What you need to do: Tell me how many lines hold "values", please, using only the number.

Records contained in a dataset
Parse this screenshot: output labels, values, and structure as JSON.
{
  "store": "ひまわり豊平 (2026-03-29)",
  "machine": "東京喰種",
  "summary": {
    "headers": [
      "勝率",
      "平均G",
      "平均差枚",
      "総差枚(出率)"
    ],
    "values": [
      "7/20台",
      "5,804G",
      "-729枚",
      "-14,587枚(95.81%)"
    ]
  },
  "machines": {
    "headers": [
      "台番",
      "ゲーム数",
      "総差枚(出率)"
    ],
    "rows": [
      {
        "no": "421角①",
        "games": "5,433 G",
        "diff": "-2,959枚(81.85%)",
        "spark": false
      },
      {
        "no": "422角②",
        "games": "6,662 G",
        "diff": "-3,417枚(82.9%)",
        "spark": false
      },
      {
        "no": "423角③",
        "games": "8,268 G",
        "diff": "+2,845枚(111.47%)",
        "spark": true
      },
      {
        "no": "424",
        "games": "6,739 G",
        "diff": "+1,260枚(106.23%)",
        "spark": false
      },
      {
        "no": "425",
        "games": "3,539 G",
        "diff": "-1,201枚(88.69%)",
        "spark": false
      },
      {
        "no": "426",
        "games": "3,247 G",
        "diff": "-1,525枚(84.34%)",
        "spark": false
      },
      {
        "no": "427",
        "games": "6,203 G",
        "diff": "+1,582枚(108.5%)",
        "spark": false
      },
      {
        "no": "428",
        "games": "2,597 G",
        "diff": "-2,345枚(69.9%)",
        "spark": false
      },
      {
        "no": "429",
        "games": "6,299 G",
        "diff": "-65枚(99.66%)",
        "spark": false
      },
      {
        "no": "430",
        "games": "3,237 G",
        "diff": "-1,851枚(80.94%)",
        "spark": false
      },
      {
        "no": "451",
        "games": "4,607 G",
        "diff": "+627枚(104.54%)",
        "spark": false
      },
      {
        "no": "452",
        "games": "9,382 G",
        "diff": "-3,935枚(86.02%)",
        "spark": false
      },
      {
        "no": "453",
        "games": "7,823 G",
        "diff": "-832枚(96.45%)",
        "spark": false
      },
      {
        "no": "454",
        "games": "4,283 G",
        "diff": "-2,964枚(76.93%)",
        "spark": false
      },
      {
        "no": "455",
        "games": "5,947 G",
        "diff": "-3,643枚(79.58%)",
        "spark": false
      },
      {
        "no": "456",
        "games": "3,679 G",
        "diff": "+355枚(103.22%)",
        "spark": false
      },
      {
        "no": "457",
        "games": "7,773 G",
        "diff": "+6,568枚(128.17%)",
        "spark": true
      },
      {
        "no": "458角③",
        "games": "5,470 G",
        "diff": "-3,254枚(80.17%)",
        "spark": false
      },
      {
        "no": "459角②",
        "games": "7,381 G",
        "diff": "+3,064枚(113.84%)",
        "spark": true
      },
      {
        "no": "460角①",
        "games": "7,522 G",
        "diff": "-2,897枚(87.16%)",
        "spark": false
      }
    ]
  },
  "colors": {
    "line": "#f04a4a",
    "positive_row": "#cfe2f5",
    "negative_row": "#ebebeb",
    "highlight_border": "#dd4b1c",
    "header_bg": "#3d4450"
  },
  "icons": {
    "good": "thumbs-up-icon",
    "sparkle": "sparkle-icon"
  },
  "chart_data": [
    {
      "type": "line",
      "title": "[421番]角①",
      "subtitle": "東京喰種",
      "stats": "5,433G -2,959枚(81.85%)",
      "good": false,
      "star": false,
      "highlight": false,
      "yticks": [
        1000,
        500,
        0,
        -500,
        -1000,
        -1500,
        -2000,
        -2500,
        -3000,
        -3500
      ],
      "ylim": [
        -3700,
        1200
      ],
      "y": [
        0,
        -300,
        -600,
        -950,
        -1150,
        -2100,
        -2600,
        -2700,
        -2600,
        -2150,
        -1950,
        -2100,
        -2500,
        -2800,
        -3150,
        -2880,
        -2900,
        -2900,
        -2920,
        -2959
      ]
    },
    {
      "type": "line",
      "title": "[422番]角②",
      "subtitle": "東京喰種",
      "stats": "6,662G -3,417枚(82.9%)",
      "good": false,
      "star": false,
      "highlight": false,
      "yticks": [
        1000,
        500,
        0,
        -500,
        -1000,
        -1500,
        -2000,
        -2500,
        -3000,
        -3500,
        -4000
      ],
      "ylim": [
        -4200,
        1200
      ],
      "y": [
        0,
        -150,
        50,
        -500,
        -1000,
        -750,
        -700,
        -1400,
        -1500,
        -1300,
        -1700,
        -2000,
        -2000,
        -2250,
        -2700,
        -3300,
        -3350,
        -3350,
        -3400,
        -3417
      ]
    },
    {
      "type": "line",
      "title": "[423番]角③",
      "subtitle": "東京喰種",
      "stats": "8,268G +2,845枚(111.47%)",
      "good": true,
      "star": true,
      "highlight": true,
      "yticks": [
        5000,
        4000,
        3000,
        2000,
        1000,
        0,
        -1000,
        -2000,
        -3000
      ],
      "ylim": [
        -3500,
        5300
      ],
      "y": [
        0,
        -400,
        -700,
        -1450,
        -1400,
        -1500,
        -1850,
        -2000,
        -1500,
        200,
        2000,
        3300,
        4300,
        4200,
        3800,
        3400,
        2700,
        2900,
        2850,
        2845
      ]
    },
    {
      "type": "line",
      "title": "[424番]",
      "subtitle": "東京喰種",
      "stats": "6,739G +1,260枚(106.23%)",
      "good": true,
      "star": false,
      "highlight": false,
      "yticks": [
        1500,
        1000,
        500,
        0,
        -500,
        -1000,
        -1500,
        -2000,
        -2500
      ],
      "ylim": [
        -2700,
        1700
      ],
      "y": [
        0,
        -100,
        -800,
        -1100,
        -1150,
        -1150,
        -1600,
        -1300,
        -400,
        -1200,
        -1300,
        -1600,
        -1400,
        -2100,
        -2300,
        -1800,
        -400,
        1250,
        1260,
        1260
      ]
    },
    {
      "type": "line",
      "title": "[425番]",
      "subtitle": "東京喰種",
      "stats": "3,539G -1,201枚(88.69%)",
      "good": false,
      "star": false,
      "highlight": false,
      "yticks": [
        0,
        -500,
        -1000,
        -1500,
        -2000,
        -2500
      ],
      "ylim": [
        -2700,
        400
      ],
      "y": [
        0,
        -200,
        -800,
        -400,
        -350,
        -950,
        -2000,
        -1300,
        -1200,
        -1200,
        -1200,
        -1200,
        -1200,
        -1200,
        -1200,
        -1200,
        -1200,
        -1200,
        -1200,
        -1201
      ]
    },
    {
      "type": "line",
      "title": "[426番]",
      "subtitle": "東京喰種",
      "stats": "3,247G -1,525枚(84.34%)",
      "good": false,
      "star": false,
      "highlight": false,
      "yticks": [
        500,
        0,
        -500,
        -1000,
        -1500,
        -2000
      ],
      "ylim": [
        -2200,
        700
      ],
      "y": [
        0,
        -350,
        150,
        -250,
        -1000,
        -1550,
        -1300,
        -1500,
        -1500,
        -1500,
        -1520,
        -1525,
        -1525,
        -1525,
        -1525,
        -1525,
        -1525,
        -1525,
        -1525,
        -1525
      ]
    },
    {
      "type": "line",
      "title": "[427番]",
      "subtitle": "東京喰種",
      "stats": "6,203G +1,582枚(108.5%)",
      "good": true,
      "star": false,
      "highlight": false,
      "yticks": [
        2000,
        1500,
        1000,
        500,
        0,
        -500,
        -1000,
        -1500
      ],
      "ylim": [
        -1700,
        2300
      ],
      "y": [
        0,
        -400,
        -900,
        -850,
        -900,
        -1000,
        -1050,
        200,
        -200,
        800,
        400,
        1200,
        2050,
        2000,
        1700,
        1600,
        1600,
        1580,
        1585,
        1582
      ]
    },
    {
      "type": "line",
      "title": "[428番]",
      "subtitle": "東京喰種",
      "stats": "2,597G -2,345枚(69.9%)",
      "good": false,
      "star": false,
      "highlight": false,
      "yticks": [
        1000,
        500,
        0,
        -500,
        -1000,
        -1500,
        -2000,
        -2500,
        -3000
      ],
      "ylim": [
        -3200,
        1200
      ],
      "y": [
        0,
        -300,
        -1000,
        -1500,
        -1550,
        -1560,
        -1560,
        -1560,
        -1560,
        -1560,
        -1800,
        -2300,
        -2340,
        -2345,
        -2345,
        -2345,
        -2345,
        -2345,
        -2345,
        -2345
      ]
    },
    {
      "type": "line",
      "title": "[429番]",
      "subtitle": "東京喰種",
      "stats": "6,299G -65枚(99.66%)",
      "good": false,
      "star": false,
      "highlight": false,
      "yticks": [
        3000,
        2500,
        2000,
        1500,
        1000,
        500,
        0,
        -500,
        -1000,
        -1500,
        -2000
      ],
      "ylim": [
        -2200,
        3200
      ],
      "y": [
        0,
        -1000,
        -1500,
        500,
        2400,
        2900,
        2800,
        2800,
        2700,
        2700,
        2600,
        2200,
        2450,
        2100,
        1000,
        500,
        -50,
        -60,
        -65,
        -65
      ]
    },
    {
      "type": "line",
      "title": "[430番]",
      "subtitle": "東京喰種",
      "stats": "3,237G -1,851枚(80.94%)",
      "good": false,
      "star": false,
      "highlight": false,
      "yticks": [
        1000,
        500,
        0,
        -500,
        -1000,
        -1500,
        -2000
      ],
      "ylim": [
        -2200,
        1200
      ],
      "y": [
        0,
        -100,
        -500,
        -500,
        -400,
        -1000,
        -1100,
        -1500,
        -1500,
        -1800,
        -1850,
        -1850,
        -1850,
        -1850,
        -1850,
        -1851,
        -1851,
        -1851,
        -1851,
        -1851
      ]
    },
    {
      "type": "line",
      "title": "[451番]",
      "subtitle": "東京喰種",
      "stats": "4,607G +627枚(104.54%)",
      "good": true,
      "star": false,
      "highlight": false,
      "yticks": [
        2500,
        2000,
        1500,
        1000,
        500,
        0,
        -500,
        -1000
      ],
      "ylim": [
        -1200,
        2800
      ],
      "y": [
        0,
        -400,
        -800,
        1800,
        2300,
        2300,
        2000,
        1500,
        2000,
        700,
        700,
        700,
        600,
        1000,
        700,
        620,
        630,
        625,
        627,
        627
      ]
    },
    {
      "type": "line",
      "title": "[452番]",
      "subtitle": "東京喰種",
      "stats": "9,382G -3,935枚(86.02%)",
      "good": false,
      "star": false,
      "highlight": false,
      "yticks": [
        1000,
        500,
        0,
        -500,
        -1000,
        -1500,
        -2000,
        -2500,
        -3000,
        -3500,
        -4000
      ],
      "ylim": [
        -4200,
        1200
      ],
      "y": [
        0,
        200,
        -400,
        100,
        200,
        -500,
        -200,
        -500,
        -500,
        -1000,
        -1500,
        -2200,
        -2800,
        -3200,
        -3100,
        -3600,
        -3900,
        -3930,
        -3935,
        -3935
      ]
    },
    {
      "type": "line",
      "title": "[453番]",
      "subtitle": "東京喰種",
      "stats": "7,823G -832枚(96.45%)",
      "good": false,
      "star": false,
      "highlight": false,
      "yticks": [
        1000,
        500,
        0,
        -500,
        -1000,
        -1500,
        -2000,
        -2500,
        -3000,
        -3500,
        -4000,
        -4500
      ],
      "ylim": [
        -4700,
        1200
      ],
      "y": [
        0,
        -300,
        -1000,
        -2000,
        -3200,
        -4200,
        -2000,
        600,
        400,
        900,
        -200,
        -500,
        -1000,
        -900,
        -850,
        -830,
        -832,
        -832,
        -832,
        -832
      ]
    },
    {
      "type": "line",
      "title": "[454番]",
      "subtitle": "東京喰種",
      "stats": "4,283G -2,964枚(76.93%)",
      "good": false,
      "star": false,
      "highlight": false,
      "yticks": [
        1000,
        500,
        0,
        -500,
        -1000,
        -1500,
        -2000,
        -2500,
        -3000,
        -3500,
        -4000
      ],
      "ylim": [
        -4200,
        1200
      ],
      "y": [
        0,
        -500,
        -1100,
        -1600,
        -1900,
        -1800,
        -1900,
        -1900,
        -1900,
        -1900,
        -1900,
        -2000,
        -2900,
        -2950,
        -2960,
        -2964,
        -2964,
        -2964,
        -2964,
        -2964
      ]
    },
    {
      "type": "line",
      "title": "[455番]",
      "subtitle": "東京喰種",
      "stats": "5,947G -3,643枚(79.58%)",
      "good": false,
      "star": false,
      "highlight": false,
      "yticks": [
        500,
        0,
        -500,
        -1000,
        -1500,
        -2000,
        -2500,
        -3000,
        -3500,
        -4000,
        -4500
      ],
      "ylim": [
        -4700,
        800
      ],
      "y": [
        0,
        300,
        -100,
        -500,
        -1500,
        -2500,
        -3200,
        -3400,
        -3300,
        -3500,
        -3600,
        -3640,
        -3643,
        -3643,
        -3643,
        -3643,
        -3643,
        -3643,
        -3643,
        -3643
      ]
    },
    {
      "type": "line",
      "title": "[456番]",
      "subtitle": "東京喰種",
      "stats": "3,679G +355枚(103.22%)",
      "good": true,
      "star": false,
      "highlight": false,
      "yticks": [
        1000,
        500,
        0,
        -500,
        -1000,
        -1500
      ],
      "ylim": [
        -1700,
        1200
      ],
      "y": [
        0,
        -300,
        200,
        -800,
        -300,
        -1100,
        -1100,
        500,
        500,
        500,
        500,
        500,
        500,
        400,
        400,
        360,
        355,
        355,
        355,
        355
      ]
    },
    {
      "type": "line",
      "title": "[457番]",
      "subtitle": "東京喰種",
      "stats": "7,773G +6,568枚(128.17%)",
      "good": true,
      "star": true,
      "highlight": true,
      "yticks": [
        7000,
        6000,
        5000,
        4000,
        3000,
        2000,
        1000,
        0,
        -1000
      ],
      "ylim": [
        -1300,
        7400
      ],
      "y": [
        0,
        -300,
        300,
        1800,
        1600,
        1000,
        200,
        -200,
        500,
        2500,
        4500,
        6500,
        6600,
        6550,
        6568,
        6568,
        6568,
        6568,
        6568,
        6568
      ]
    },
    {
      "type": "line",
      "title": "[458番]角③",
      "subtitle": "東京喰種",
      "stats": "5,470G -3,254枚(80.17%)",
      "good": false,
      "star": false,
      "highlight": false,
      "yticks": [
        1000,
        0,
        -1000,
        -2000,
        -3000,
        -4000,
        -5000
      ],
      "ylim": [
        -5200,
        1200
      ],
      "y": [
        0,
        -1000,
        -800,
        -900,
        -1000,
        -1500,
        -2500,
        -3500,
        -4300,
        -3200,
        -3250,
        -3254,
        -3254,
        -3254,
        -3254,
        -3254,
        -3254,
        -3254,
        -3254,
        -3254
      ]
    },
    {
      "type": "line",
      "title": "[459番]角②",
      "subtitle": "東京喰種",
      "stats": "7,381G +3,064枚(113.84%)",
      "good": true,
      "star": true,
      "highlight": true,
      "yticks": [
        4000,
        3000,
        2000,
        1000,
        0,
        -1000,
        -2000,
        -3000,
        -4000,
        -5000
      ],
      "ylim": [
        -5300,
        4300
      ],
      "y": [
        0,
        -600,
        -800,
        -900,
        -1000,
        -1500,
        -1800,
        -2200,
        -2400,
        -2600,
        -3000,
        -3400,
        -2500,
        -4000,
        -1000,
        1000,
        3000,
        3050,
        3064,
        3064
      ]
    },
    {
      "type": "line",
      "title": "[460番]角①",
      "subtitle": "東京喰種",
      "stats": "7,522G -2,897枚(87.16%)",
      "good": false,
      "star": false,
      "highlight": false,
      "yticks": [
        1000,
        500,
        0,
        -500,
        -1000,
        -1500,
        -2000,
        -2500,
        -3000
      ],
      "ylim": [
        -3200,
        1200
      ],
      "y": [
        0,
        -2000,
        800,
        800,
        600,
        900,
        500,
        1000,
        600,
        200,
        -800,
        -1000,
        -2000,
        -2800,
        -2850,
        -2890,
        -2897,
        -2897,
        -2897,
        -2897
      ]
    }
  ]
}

Answer to this exercise: 2